» STATED EXERCISE: Within the material below, find each line bearing the word "xlabel" and present it.

** START OF MATERIAL SUPPLIED **

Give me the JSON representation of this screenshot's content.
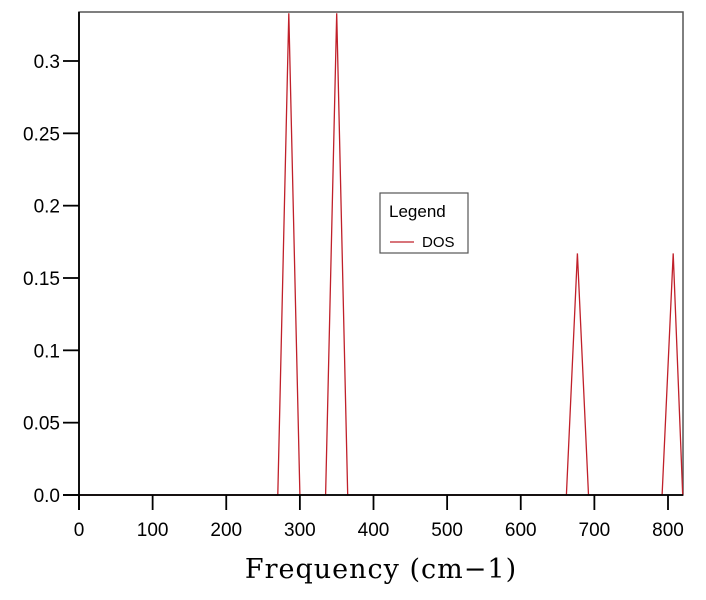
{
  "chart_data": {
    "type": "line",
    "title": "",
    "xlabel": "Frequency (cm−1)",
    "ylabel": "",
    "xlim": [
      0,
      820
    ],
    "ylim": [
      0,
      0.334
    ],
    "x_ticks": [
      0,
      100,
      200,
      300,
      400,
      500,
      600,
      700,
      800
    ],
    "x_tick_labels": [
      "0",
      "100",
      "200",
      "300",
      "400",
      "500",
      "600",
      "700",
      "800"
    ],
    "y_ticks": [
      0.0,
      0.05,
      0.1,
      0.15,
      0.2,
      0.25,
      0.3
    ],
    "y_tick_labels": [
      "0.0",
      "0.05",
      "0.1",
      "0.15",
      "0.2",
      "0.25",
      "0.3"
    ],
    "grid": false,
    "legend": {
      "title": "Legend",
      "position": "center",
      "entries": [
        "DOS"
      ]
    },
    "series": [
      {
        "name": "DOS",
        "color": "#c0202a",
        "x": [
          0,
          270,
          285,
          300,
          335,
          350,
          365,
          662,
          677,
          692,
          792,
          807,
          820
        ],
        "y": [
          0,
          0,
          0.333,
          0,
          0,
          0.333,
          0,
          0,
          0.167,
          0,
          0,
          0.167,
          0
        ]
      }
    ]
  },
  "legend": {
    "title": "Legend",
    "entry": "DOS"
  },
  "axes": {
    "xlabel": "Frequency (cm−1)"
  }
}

** END OF MATERIAL SUPPLIED **
** START OF MATERIAL SUPPLIED **

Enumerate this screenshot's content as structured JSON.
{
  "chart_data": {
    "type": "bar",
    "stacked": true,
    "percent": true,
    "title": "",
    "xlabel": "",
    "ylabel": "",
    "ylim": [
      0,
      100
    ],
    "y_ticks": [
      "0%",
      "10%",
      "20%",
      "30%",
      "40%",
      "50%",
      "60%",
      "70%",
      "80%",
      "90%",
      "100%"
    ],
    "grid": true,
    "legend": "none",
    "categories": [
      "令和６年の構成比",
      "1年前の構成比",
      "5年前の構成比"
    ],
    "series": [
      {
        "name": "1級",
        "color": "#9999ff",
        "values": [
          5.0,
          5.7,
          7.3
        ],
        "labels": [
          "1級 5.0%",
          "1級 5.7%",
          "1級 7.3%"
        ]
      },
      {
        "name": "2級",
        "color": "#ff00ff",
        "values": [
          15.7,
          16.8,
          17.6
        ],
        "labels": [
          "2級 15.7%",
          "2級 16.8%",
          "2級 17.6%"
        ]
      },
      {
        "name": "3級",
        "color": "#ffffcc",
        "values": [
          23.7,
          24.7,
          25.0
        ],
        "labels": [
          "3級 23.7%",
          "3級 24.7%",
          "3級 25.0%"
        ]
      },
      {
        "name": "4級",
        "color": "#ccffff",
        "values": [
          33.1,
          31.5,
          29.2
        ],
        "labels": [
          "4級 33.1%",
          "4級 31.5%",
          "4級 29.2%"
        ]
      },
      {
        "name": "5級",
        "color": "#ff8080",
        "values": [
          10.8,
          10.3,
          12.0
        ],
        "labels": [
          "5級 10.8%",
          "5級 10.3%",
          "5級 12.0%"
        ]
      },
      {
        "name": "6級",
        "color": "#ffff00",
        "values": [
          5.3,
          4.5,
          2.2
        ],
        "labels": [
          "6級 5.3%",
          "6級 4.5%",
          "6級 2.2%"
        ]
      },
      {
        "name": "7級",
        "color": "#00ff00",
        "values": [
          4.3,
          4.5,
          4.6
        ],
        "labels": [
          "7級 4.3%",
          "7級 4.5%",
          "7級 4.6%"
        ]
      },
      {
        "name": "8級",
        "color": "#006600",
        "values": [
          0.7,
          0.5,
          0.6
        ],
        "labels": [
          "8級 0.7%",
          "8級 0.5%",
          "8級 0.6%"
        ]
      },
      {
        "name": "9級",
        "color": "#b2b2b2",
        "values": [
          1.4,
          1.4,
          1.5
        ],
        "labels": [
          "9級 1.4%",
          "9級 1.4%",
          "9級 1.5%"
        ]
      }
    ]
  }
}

** END OF MATERIAL SUPPLIED **

» OUTPUT OF THE EXERCISE:
    "xlabel": "Frequency (cm−1)",
    "xlabel": "Frequency (cm−1)"
    "xlabel": "",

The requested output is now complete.